- [Exercise aim]: Identify the lines containing the word "Gesundheit". Copy each one.

Stored records:

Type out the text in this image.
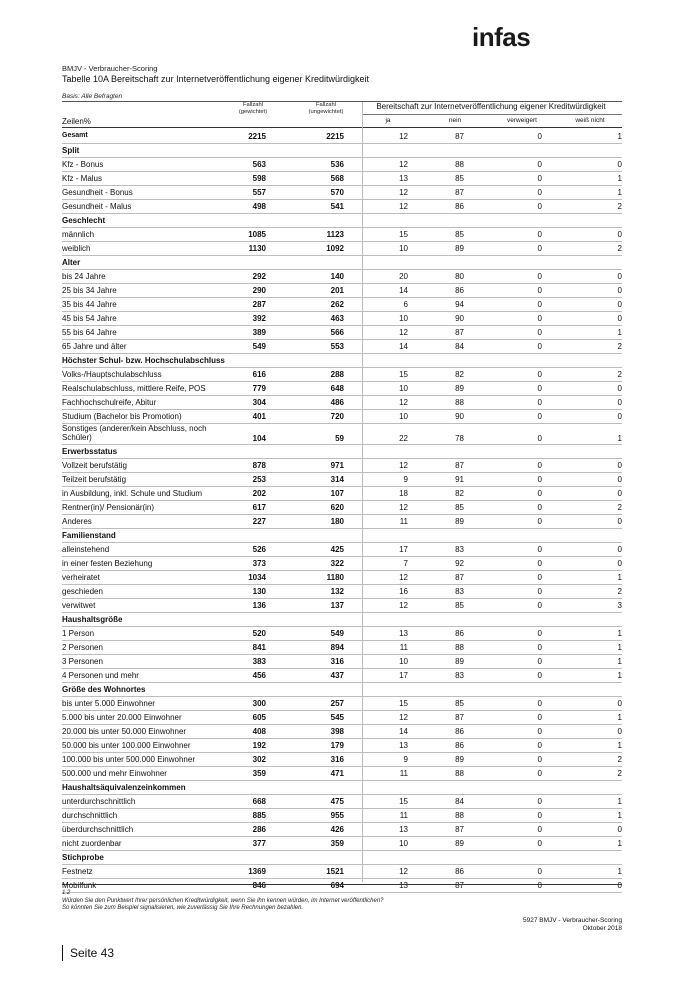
infas
BMJV - Verbraucher-Scoring
Tabelle 10A Bereitschaft zur Internetveröffentlichung eigener Kreditwürdigkeit
Basis: Alle Befragten
Fallzahl
(gewichtet)
Fallzahl
(ungewichtet)
Bereitschaft zur Internetveröffentlichung eigener Kreditwürdigkeit
ja	nein	verweigert	weiß nicht
Zeilen%
Gesamt	2215	2215	12	87	0	1
Split
Kfz - Bonus	563	536	12	88	0	0
Kfz - Malus	598	568	13	85	0	1
Gesundheit - Bonus	557	570	12	87	0	1
Gesundheit - Malus	498	541	12	86	0	2
Geschlecht
männlich	1085	1123	15	85	0	0
weiblich	1130	1092	10	89	0	2
Alter
bis 24 Jahre	292	140	20	80	0	0
25 bis 34 Jahre	290	201	14	86	0	0
35 bis 44 Jahre	287	262	6	94	0	0
45 bis 54 Jahre	392	463	10	90	0	0
55 bis 64 Jahre	389	566	12	87	0	1
65 Jahre und älter	549	553	14	84	0	2
Höchster Schul- bzw. Hochschulabschluss
Volks-/Hauptschulabschluss	616	288	15	82	0	2
Realschulabschluss, mittlere Reife, POS	779	648	10	89	0	0
Fachhochschulreife, Abitur	304	486	12	88	0	0
Studium (Bachelor bis Promotion)	401	720	10	90	0	0
Sonstiges (anderer/kein Abschluss, noch Schüler)	104	59	22	78	0	1
Erwerbsstatus
Vollzeit berufstätig	878	971	12	87	0	0
Teilzeit berufstätig	253	314	9	91	0	0
in Ausbildung, inkl. Schule und Studium	202	107	18	82	0	0
Rentner(in)/ Pensionär(in)	617	620	12	85	0	2
Anderes	227	180	11	89	0	0
Familienstand
alleinstehend	526	425	17	83	0	0
in einer festen Beziehung	373	322	7	92	0	0
verheiratet	1034	1180	12	87	0	1
geschieden	130	132	16	83	0	2
verwitwet	136	137	12	85	0	3
Haushaltsgröße
1 Person	520	549	13	86	0	1
2 Personen	841	894	11	88	0	1
3 Personen	383	316	10	89	0	1
4 Personen und mehr	456	437	17	83	0	1
Größe des Wohnortes
bis unter 5.000 Einwohner	300	257	15	85	0	0
5.000 bis unter 20.000 Einwohner	605	545	12	87	0	1
20.000 bis unter 50.000 Einwohner	408	398	14	86	0	0
50.000 bis unter 100.000 Einwohner	192	179	13	86	0	1
100.000 bis unter 500.000 Einwohner	302	316	9	89	0	2
500.000 und mehr Einwohner	359	471	11	88	0	2
Haushaltsäquivalenzeinkommen
unterdurchschnittlich	668	475	15	84	0	1
durchschnittlich	885	955	11	88	0	1
überdurchschnittlich	286	426	13	87	0	0
nicht zuordenbar	377	359	10	89	0	1
Stichprobe
Festnetz	1369	1521	12	86	0	1
Mobilfunk	846	694	13	87	0	0
1.2
Würden Sie den Punktwert Ihrer persönlichen Kreditwürdigkeit, wenn Sie ihn kennen würden, im Internet veröffentlichen?
So könnten Sie zum Beispiel signalisieren, wie zuverlässig Sie Ihre Rechnungen bezahlen.
5927 BMJV - Verbraucher-Scoring
Oktober 2018
Seite 43
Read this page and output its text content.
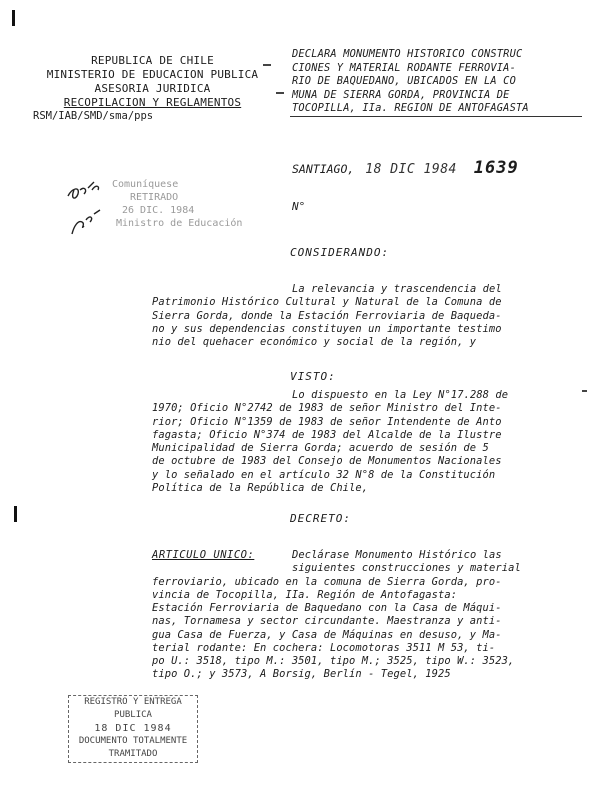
REPUBLICA DE CHILE
MINISTERIO DE EDUCACION PUBLICA
ASESORIA JURIDICA
RECOPILACION Y REGLAMENTOS
RSM/IAB/SMD/sma/pps
DECLARA MONUMENTO HISTORICO CONSTRUC
CIONES Y MATERIAL RODANTE FERROVIA-
RIO DE BAQUEDANO, UBICADOS EN LA CO
MUNA DE SIERRA GORDA, PROVINCIA DE
TOCOPILLA, IIa. REGION DE ANTOFAGASTA
SANTIAGO, 18 DIC 1984 1639
N°
Comuníquese
RETIRADO
26 DIC. 1984
Ministro de Educación
CONSIDERANDO:
La relevancia y trascendencia del
Patrimonio Histórico Cultural y Natural de la Comuna de
Sierra Gorda, donde la Estación Ferroviaria de Baqueda-
no y sus dependencias constituyen un importante testimo
nio del quehacer económico y social de la región, y
VISTO:
Lo dispuesto en la Ley N°17.288 de
1970; Oficio N°2742 de 1983 de señor Ministro del Inte-
rior; Oficio N°1359 de 1983 de señor Intendente de Anto
fagasta; Oficio N°374 de 1983 del Alcalde de la Ilustre
Municipalidad de Sierra Gorda; acuerdo de sesión de 5
de octubre de 1983 del Consejo de Monumentos Nacionales
y lo señalado en el artículo 32 N°8 de la Constitución
Política de la República de Chile,
DECRETO:
ARTICULO UNICO:	Declárase Monumento Histórico las
siguientes construcciones y material
ferroviario, ubicado en la comuna de Sierra Gorda, pro-
vincia de Tocopilla, IIa. Región de Antofagasta:
Estación Ferroviaria de Baquedano con la Casa de Máqui-
nas, Tornamesa y sector circundante. Maestranza y anti-
gua Casa de Fuerza, y Casa de Máquinas en desuso, y Ma-
terial rodante: En cochera: Locomotoras 3511 M 53, ti-
po U.: 3518, tipo M.: 3501, tipo M.; 3525, tipo W.: 3523,
tipo O.; y 3573, A Borsig, Berlín - Tegel, 1925
REGISTRO Y ENTREGA
PUBLICA
18 DIC 1984
DOCUMENTO TOTALMENTE
TRAMITADO
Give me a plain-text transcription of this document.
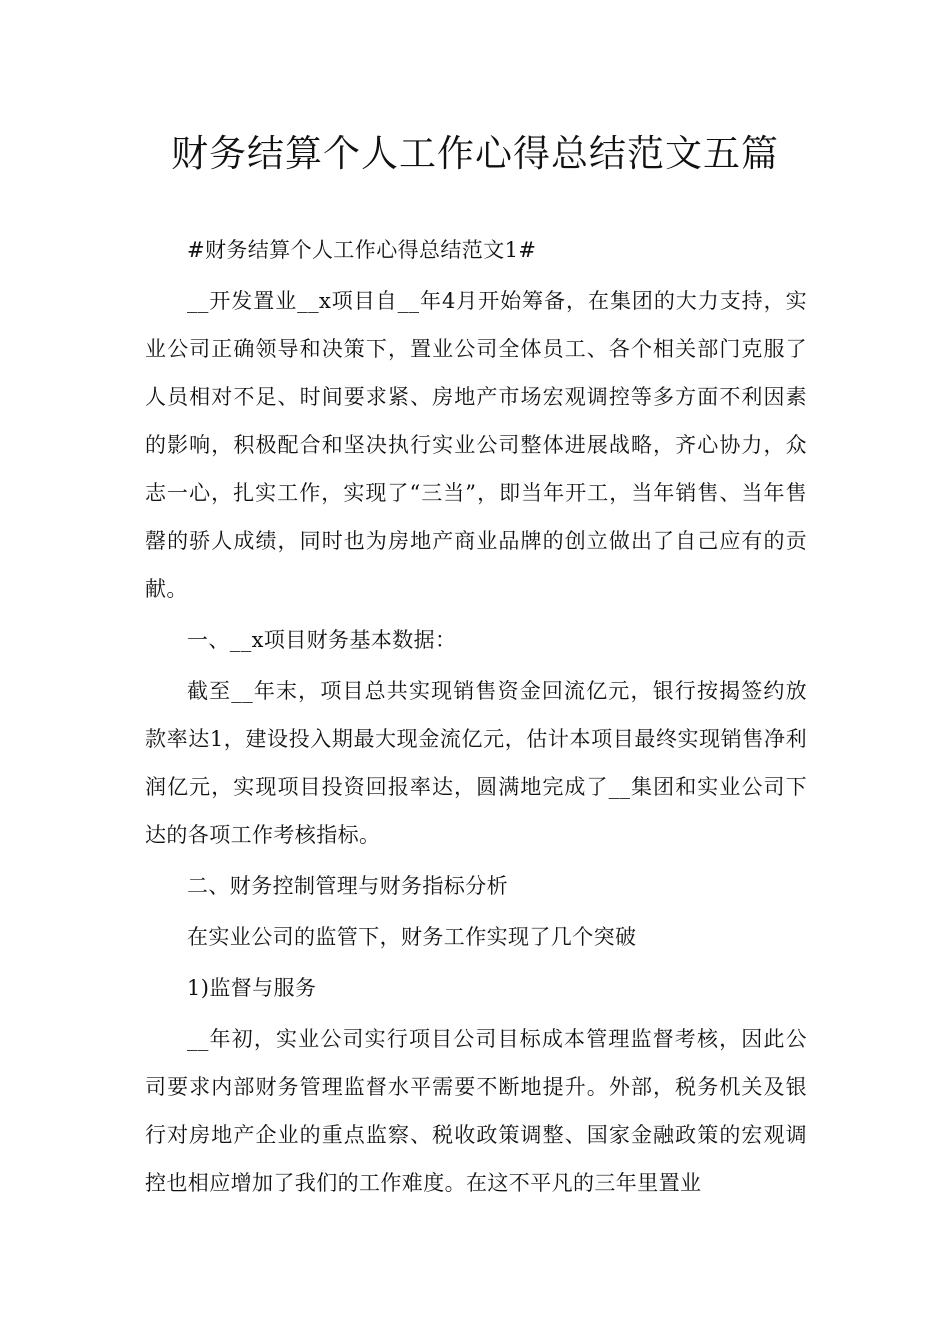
财务结算个人工作心得总结范文五篇

#财务结算个人工作心得总结范文1#

__开发置业__x项目自__年4月开始筹备，在集团的大力支持，实业公司正确领导和决策下，置业公司全体员工、各个相关部门克服了人员相对不足、时间要求紧、房地产市场宏观调控等多方面不利因素的影响，积极配合和坚决执行实业公司整体进展战略，齐心协力，众志一心，扎实工作，实现了“三当”，即当年开工，当年销售、当年售罄的骄人成绩，同时也为房地产商业品牌的创立做出了自己应有的贡献。

一、__x项目财务基本数据：

截至__年末，项目总共实现销售资金回流亿元，银行按揭签约放款率达1，建设投入期最大现金流亿元，估计本项目最终实现销售净利润亿元，实现项目投资回报率达，圆满地完成了__集团和实业公司下达的各项工作考核指标。

二、财务控制管理与财务指标分析

在实业公司的监管下，财务工作实现了几个突破

1)监督与服务

__年初，实业公司实行项目公司目标成本管理监督考核，因此公司要求内部财务管理监督水平需要不断地提升。外部，税务机关及银行对房地产企业的重点监察、税收政策调整、国家金融政策的宏观调控也相应增加了我们的工作难度。在这不平凡的三年里置业
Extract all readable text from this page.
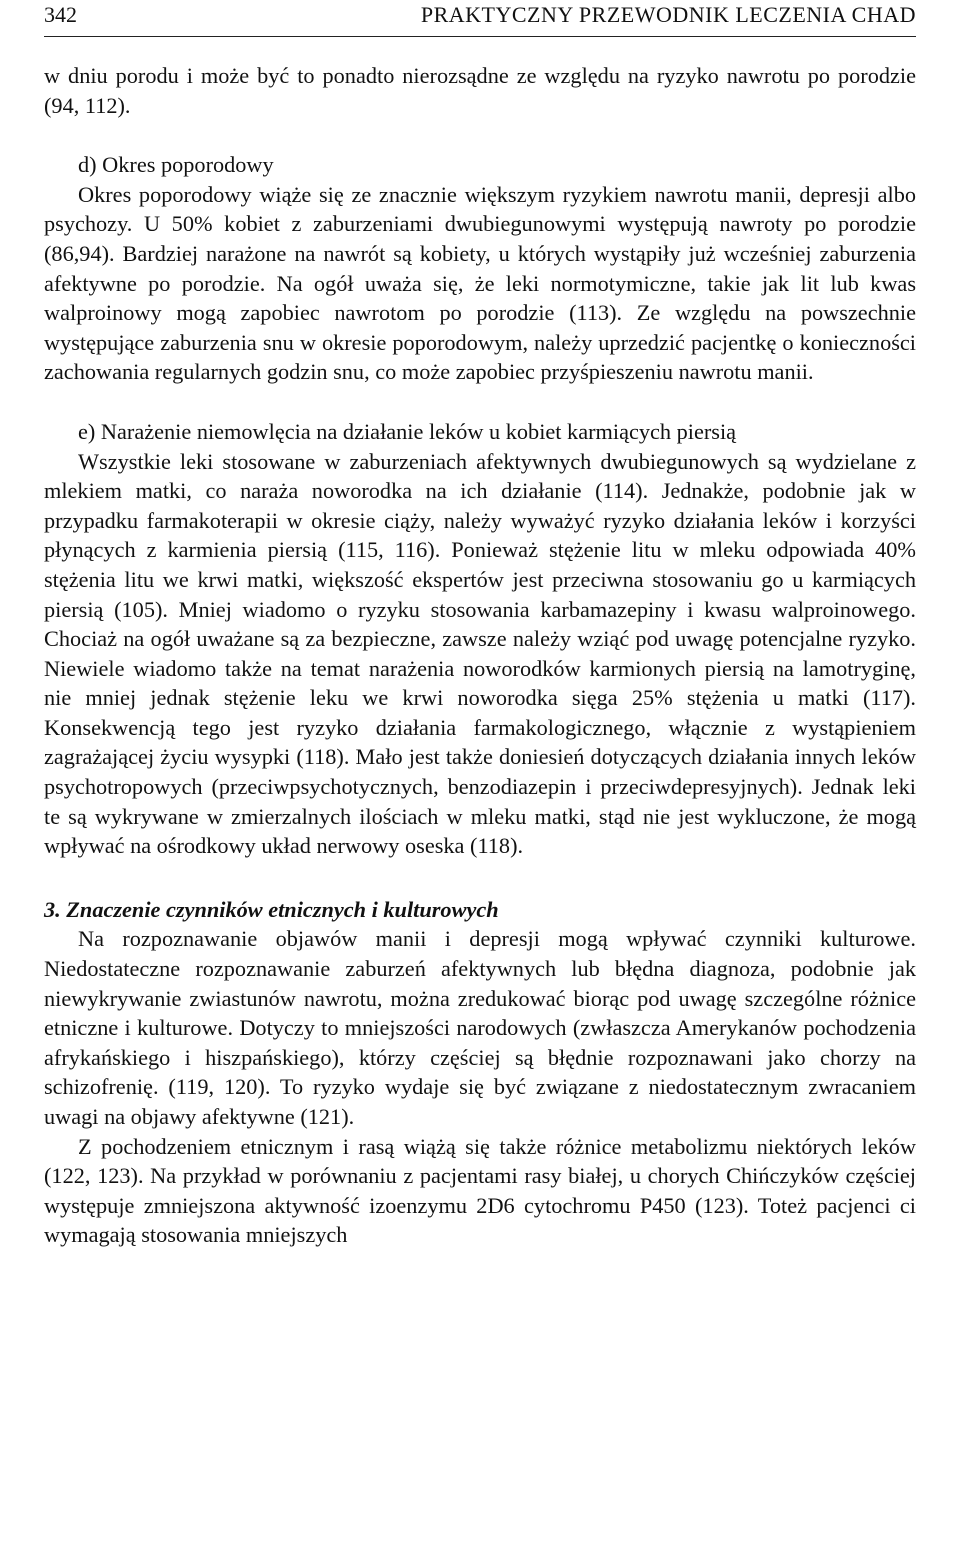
342	PRAKTYCZNY PRZEWODNIK LECZENIA CHAD

w dniu porodu i może być to ponadto nierozsądne ze względu na ryzyko nawrotu po porodzie (94, 112).

d) Okres poporodowy

Okres poporodowy wiąże się ze znacznie większym ryzykiem nawrotu manii, depresji albo psychozy. U 50% kobiet z zaburzeniami dwubiegunowymi występują nawroty po porodzie (86,94). Bardziej narażone na nawrót są kobiety, u których wystąpiły już wcześniej zaburzenia afektywne po porodzie. Na ogół uważa się, że leki normotymiczne, takie jak lit lub kwas walproinowy mogą zapobiec nawrotom po porodzie (113). Ze względu na powszechnie występujące zaburzenia snu w okresie poporodowym, należy uprzedzić pacjentkę o konieczności zachowania regularnych godzin snu, co może zapobiec przyśpieszeniu nawrotu manii.

e) Narażenie niemowlęcia na działanie leków u kobiet karmiących piersią

Wszystkie leki stosowane w zaburzeniach afektywnych dwubiegunowych są wydzielane z mlekiem matki, co naraża noworodka na ich działanie (114). Jednakże, podobnie jak w przypadku farmakoterapii w okresie ciąży, należy wyważyć ryzyko działania leków i korzyści płynących z karmienia piersią (115, 116). Ponieważ stężenie litu w mleku odpowiada 40% stężenia litu we krwi matki, większość ekspertów jest przeciwna stosowaniu go u karmiących piersią (105). Mniej wiadomo o ryzyku stosowania karbamazepiny i kwasu walproinowego. Chociaż na ogół uważane są za bezpieczne, zawsze należy wziąć pod uwagę potencjalne ryzyko. Niewiele wiadomo także na temat narażenia noworodków karmionych piersią na lamotryginę, nie mniej jednak stężenie leku we krwi noworodka sięga 25% stężenia u matki (117). Konsekwencją tego jest ryzyko działania farmakologicznego, włącznie z wystąpieniem zagrażającej życiu wysypki (118). Mało jest także doniesień dotyczących działania innych leków psychotropowych (przeciwpsychotycznych, benzodiazepin i przeciwdepresyjnych). Jednak leki te są wykrywane w zmierzalnych ilościach w mleku matki, stąd nie jest wykluczone, że mogą wpływać na ośrodkowy układ nerwowy oseska (118).

3. Znaczenie czynników etnicznych i kulturowych

Na rozpoznawanie objawów manii i depresji mogą wpływać czynniki kulturowe. Niedostateczne rozpoznawanie zaburzeń afektywnych lub błędna diagnoza, podobnie jak niewykrywanie zwiastunów nawrotu, można zredukować biorąc pod uwagę szczególne różnice etniczne i kulturowe. Dotyczy to mniejszości narodowych (zwłaszcza Amerykanów pochodzenia afrykańskiego i hiszpańskiego), którzy częściej są błędnie rozpoznawani jako chorzy na schizofrenię. (119, 120). To ryzyko wydaje się być związane z niedostatecznym zwracaniem uwagi na objawy afektywne (121).

Z pochodzeniem etnicznym i rasą wiążą się także różnice metabolizmu niektórych leków (122, 123). Na przykład w porównaniu z pacjentami rasy białej, u chorych Chińczyków częściej występuje zmniejszona aktywność izoenzymu 2D6 cytochromu P450 (123). Toteż pacjenci ci wymagają stosowania mniejszych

- [Answer for the task]:
Gesundheit - Bonus	557	570	12	87	0	1
Gesundheit - Malus	498	541	12	86	0	2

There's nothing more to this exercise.